OBJECTIVE –
Look through the entries and report how many lines include the word "dashed". Give the number alone.

── DATA EXTRACT ──

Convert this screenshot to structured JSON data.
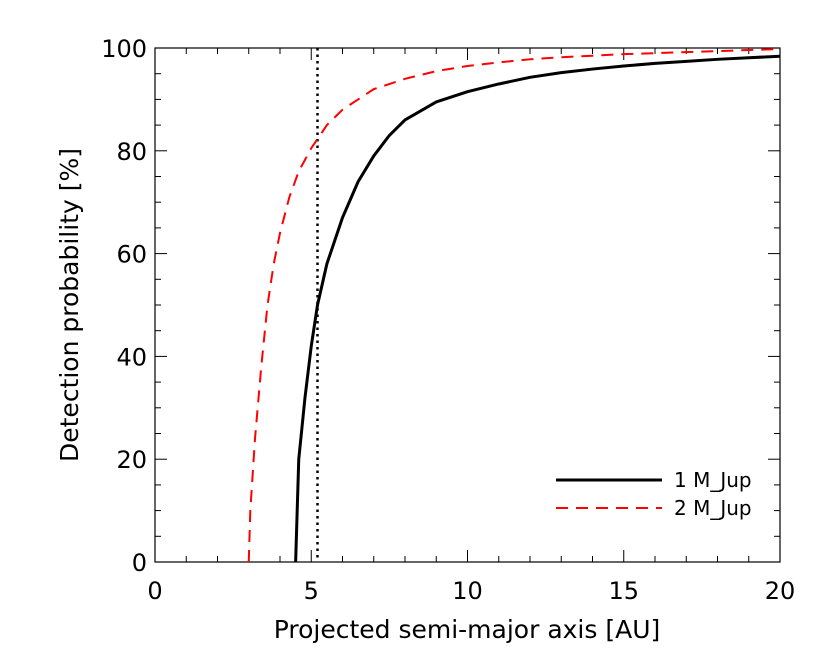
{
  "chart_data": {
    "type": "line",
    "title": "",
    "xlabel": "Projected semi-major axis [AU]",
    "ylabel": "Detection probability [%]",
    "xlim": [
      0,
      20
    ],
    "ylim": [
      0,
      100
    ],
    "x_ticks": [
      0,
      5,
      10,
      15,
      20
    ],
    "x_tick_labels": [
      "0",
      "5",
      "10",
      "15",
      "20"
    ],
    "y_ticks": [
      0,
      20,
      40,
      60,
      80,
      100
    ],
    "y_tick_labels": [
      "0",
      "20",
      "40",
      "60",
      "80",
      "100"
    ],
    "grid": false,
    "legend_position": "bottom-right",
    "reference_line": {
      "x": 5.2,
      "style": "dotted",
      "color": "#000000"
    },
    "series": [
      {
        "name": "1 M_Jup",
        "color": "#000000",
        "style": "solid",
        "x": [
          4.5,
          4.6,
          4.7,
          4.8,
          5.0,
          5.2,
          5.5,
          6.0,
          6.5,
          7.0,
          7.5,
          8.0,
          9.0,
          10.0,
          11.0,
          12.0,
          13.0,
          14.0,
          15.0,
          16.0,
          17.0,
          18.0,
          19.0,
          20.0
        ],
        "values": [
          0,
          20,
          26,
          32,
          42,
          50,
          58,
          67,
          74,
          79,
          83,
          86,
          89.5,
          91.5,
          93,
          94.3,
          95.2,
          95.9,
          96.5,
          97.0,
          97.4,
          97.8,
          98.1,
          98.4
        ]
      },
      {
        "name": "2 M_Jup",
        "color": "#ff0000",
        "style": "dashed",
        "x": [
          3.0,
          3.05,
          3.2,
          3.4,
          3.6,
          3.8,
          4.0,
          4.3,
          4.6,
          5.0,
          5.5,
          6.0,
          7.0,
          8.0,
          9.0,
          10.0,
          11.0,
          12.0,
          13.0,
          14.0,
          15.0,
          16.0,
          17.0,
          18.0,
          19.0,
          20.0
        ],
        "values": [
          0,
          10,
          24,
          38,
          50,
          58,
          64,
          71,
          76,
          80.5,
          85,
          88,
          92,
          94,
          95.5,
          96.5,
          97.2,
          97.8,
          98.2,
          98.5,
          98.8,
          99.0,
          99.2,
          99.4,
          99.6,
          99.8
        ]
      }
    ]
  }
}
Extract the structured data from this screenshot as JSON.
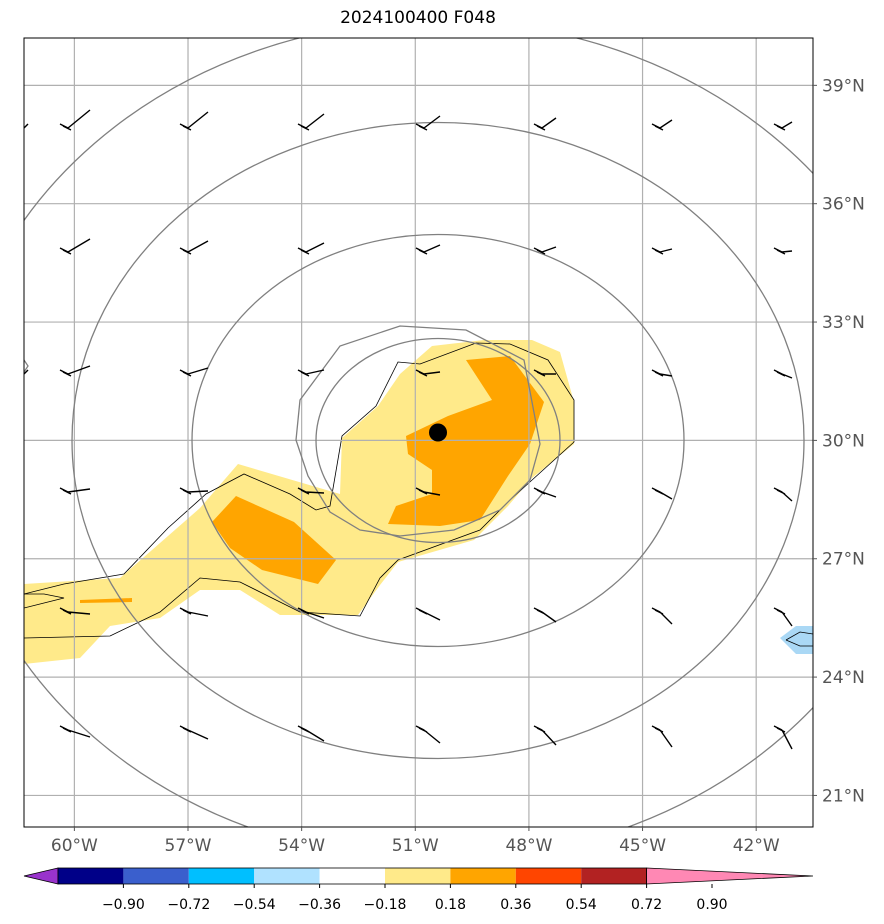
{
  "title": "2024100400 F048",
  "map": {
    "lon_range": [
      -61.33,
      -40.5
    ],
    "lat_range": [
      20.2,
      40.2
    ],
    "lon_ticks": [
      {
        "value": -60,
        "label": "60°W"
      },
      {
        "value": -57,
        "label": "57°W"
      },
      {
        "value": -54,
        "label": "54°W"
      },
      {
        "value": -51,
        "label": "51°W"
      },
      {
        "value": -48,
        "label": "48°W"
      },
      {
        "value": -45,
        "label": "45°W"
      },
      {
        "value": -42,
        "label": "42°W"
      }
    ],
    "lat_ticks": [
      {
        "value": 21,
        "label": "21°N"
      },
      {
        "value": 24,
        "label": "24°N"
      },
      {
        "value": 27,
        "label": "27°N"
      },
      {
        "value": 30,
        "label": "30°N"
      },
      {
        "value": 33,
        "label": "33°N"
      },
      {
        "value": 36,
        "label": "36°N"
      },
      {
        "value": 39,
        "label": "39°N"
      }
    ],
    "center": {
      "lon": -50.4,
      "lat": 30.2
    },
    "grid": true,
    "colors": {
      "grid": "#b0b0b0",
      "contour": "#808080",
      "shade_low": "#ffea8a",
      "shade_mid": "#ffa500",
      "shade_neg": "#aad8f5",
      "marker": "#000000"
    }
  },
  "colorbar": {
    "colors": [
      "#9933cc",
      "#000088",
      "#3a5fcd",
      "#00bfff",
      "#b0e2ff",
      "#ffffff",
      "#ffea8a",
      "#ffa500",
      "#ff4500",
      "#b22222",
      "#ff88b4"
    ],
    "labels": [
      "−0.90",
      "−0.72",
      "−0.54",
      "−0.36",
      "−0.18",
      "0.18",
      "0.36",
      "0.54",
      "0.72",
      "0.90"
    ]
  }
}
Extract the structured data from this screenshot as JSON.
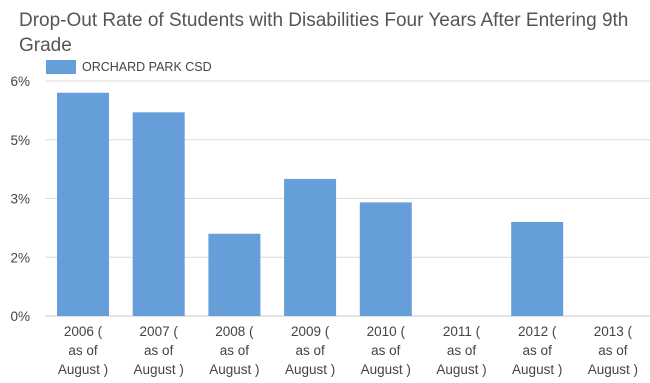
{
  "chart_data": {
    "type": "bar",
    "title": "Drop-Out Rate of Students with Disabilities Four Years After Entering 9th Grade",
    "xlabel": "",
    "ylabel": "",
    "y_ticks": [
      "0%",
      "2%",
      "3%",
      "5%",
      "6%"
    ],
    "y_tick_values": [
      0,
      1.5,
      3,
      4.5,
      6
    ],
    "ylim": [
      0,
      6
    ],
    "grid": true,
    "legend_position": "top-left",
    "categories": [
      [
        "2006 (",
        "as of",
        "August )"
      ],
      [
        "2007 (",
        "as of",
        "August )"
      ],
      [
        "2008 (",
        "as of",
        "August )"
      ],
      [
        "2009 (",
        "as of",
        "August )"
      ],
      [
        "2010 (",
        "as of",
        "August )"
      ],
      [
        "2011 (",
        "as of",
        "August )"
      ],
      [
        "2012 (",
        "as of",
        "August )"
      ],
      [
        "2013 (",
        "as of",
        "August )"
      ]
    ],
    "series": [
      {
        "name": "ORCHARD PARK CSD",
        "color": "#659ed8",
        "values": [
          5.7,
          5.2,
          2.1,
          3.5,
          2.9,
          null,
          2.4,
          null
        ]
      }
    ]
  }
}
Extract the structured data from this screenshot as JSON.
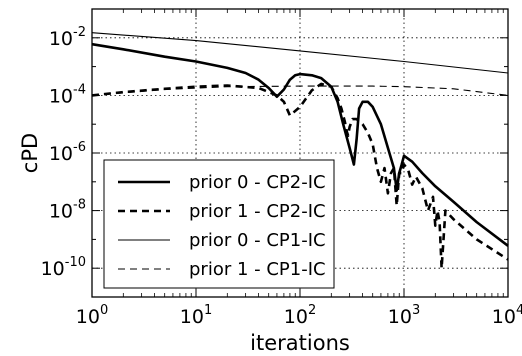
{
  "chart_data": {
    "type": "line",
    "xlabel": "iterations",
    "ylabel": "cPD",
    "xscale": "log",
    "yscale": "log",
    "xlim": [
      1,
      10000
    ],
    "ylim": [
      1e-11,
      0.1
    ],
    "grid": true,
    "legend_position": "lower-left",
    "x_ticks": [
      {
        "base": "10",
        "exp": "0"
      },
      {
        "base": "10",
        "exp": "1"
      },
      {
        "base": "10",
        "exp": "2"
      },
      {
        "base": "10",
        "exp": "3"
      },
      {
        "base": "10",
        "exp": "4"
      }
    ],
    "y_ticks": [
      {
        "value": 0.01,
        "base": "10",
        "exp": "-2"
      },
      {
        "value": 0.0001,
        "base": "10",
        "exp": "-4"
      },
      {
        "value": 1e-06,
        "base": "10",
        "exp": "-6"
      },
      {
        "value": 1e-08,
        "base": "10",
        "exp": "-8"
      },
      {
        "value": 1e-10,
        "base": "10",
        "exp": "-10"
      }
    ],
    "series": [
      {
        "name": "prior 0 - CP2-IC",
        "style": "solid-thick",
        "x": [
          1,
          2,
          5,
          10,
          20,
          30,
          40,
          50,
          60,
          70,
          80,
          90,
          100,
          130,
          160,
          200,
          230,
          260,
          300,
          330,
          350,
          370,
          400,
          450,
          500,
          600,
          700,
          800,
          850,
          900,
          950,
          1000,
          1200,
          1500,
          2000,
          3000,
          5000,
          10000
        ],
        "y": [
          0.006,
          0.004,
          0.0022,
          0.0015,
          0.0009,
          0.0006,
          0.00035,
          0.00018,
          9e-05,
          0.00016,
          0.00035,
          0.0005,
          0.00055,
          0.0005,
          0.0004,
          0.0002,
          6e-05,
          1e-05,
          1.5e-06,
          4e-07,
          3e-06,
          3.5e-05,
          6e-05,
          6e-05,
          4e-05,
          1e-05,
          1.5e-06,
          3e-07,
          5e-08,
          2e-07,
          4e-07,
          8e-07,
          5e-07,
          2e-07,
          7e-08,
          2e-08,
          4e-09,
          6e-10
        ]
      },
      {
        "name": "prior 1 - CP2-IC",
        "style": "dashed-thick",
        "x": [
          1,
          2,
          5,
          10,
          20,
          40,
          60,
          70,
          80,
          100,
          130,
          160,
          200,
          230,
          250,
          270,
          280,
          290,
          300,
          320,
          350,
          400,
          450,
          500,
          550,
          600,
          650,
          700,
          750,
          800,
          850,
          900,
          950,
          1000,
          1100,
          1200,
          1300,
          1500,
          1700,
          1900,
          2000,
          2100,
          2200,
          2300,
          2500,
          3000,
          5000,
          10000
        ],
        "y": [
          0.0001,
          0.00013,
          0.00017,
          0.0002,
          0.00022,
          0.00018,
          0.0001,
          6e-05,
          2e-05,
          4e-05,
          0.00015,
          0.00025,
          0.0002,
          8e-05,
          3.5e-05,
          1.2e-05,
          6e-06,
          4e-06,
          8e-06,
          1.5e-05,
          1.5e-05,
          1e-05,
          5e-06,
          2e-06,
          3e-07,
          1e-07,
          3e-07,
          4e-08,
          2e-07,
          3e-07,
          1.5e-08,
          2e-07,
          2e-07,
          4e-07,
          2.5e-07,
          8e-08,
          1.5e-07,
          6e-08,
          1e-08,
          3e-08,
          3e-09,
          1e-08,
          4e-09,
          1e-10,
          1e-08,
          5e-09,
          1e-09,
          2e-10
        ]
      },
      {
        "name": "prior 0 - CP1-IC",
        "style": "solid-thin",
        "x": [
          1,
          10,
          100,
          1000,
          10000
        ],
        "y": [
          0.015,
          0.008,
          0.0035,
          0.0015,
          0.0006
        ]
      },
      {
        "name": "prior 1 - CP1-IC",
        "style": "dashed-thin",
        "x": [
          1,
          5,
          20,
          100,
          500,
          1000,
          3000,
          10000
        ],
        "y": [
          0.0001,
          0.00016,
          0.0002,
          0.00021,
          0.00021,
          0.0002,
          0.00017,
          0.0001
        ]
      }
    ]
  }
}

───

RESPONSE BELOW –
3